● SELECTED EXTRACT:

-- start --

The corrected release reads:
CELADON GROUP REPORTS JUNE QUARTER AND FULL FISCAL YEAR RESULTS AND
MANAGEMENT CHANGES
Celadon Group Inc. (NASDAQ:CLDN), due to certain typographical errors,
all of which were immaterial and did not impact earnings per share as
previously reported, is re-releasing its financial and operating results
for the three months and fiscal year ended June 30, 2007.
Revenue for the quarter increased approximately 4% to $131.7 million in
the 2007 quarter from $126.7 million in the 2006 quarter. Freight
revenue, excluding fuel surcharges, was up 5% to $112.7 million in the
2007 quarter from $107.4 million in the 2006 quarter. Net income
decreased approximately 20% to $5.1 million in the 2007 quarter from
$6.4 million for the same quarter last year. Diluted earnings per share
decreased 19% to $0.22 in the 2007 quarter from $0.27 for the same
quarter last year.
For the full year, revenue increased 5%, to $502.7 million from $480.2
million for the prior year. Net income for the 2007 fiscal year
increased 9% to $22.3 million, or $0.94 per diluted share, compared with
$20.5 million, or $0.88 per diluted share, for the prior year.
Chairman and CEO Steve Russell commented on the quarter: "Despite a more
challenging environment during the June 2007 quarter, we continued to
execute on our business model of growth through acquisition,
diversification of customer base, limiting exposure to any particular
customer or industry and managing our overall cost structure. For the
past three quarters, capacity has exceeded demand in the industry. We
have used this situation as an opportunity to make a series of
acquisitions. Our acquisition of certain assets of Air Road Express in
early June added new customers in lanes similar to Celadon's north-south
focus. As in the case of the acquisitions of Digby Transportation in
October 2006 and Warrior Express in March 2007, the assets were
purchased at appraised value, resulting in zero goodwill in the
transactions for accounting purposes. As a financially strong and high
quality service provider, we believe we are well positioned to
demonstrate further growth through acquisitions, in addition to internal
growth when the freight environment improves.
"The industry environment has resulted in an
increase in deadhead as a percent of total miles, to 10.5% in the June
2007 quarter from 9.2% in the June 2006 quarter. Utilization, or miles
per week per tractor, also declined 7% on a year to year basis. On the
positive side, our continued commitment to the quality of life of our
drivers has allowed us to increase our average seated line-haul tractors
by about 100 over the past four months, which will allow us to benefit
when the supply/demand ratio improves. Costs remain under control as
well. Operating ratio, net of fuel surcharge, was 91.3% in the 2007
quarter compared with 90.3 in the June 2006 quarter as operating income
declined by five percent, to $9.9 million in the June 2007 quarter from
$10.4 million in the June 2006 quarter."
The Company also announced a series of management changes. Tom Glaser,
who joined the Company in 2001 and has been President and Chief
Operating Officer since 2004, has decided to retire. Russell stated that
"Tom has contributed greatly to Celadon's growth and development as a
respected industry leader over the past six years. We wish Tom well in
the future, and sincerely appreciate his meaningful contributions during
his tenure with Celadon."
Chris Hines, who has been a member of the Board of Directors for Celadon
since June 2006, will replace Tom Glaser as President and Chief
Operating Officer. Chris spent sixteen years with General Electric,
including as President of Transport International Pool ("TIP”),
its North American trailer equipment leasing business. Under Chris'
direction, TIP's revenue grew to $450 million, operated 150,000 trailers
and had 1,200 employees. While in that position, Chris launched the TIP
Mexican subsidiary, which is now the largest leasing company in Mexico.

-- end --

● ENTRIES:
-- start --

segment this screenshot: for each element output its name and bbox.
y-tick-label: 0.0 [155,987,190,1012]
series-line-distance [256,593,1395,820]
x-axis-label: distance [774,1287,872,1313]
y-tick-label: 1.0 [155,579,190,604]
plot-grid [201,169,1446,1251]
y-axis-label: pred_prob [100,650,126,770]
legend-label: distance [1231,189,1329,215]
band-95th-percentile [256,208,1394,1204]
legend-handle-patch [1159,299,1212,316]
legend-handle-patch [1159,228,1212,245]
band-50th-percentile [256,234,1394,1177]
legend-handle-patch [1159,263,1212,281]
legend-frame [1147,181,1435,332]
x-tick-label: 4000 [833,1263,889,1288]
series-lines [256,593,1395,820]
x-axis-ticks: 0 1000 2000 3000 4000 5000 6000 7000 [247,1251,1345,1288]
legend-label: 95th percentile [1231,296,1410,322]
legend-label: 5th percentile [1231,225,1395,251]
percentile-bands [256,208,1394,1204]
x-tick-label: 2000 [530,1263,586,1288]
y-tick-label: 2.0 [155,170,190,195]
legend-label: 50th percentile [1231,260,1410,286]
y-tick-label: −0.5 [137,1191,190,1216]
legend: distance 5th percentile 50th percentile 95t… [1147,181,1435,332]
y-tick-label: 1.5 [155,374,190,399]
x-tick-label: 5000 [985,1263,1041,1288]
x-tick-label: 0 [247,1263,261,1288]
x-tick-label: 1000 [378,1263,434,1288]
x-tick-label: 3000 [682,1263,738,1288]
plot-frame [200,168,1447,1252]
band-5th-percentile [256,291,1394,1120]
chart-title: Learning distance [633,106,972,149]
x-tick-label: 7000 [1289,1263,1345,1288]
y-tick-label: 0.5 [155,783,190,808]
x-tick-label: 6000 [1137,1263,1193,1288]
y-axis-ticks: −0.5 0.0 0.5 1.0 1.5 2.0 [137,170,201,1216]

-- end --

● WRITTEN PROBLEM: Extend the Celadon Group results release past its final sentence. The listing plays no part in what you are asked to do.

● OUTPUT:
TIP's operations also included over 20,000 trailers in Canada, which was
the largest equipment leasing company in Canada. Most recently, Hines
was President of Tripmaster, which provides tracking and communication
systems to the trucking industry. Russell stated that "Chris brings a
strong sales and marketing focus, which we believe will propel Celadon's
growth in the future. With Chris' appointment as President, he will no
longer be a member of Celadon's Board of Directors."
Cathy Langham has been appointed to replace Chris Hines on the Board of
Directors. Langham is President and Chief Executive Officer of Langham
Logistics, Inc., a 19 year old global freight management and logistics
company based in Indianapolis. Langham is also Chairperson of the
Greater Indianapolis Chamber of Commerce, and serves on the Board of The
Finish Line (NASDAQ-FINL) and the Regions Bank Board of Advisors.
Langham is former Indiana board chair of the National Association of
Women Business Owners (NAWBO), and of the Air Forwarders Association.
Conference Call Information
An investor conference call is scheduled for Thursday, July 26, at 10:00
a.m. ET. Steve Russell and other members of management will discuss the
results of the quarter. To listen and participate in the
question-and-answer exchange, dial 866-770-7051 (international calls
617-213-8064) pin number 75959377 a few minutes prior to the starting
time. A replay will be available through September 26 by dialing
888-286-8010 (international calls 617-801-6888) and entering call back
code 93268255.
This call is being webcast by CCBN and can be accessed on Celadon's web
site at www.celadongroup.com.
Any statistical and financial information that is discussed during the
conference call also will be available at www.celadongroup.com.
Celadon Group Inc. (www.celadongroup.com),
through its subsidiaries, primarily provides long-haul, full-truckload
freight service across the United States, Canada and Mexico. The company
also owns TruckersB2B Inc. (www.truckersb2b.com)
which provides cost savings to member fleets.
This press release and statements made by Celadon in its stockholder
reports and public filings, as well as oral public statements by Celadon
representatives, contain certain forward-looking information, usually
identified by words such as "anticipates," "believes," "estimates,"
"projects," "intends,”
expects," "plans,”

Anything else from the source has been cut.